_What the task requires_:
Print the listing that follows, character for character.

_Data records_:
%%

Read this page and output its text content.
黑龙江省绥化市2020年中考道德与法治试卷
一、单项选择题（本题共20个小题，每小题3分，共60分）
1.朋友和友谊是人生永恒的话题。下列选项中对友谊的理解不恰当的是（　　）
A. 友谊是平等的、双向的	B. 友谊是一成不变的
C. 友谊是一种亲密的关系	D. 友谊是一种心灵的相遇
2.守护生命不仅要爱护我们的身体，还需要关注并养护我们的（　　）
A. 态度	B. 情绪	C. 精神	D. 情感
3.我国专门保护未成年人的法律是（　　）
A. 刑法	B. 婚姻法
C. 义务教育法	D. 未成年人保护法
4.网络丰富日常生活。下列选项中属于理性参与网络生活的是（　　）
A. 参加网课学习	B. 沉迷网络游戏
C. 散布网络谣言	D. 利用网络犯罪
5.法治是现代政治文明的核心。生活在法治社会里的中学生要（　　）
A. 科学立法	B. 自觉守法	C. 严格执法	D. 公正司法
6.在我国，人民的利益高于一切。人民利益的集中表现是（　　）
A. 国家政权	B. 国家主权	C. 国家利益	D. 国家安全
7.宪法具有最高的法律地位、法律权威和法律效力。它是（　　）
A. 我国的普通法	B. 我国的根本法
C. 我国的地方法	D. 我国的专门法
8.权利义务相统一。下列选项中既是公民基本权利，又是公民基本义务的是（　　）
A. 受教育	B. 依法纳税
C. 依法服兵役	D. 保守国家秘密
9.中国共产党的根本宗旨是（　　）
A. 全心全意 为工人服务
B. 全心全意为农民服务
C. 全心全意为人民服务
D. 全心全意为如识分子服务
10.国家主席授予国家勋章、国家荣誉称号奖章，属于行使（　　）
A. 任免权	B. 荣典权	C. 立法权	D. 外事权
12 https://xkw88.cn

%%

_Response to the task_:
Read this page and output its text content.
黑龙江省绥化市2020年中考道德与法治试卷
一、单项选择题（本题共20个小题，每小题3分，共60分）
1.朋友和友谊是人生永恒的话题。下列选项中对友谊的理解不恰当的是（　　）
A. 友谊是平等的、双向的	B. 友谊是一成不变的
C. 友谊是一种亲密的关系	D. 友谊是一种心灵的相遇
2.守护生命不仅要爱护我们的身体，还需要关注并养护我们的（　　）
A. 态度	B. 情绪	C. 精神	D. 情感
3.我国专门保护未成年人的法律是（　　）
A. 刑法	B. 婚姻法
C. 义务教育法	D. 未成年人保护法
4.网络丰富日常生活。下列选项中属于理性参与网络生活的是（　　）
A. 参加网课学习	B. 沉迷网络游戏
C. 散布网络谣言	D. 利用网络犯罪
5.法治是现代政治文明的核心。生活在法治社会里的中学生要（　　）
A. 科学立法	B. 自觉守法	C. 严格执法	D. 公正司法
6.在我国，人民的利益高于一切。人民利益的集中表现是（　　）
A. 国家政权	B. 国家主权	C. 国家利益	D. 国家安全
7.宪法具有最高的法律地位、法律权威和法律效力。它是（　　）
A. 我国的普通法	B. 我国的根本法
C. 我国的地方法	D. 我国的专门法
8.权利义务相统一。下列选项中既是公民基本权利，又是公民基本义务的是（　　）
A. 受教育	B. 依法纳税
C. 依法服兵役	D. 保守国家秘密
9.中国共产党的根本宗旨是（　　）
A. 全心全意 为工人服务
B. 全心全意为农民服务
C. 全心全意为人民服务
D. 全心全意为如识分子服务
10.国家主席授予国家勋章、国家荣誉称号奖章，属于行使（　　）
A. 任免权	B. 荣典权	C. 立法权	D. 外事权
12 https://xkw88.cn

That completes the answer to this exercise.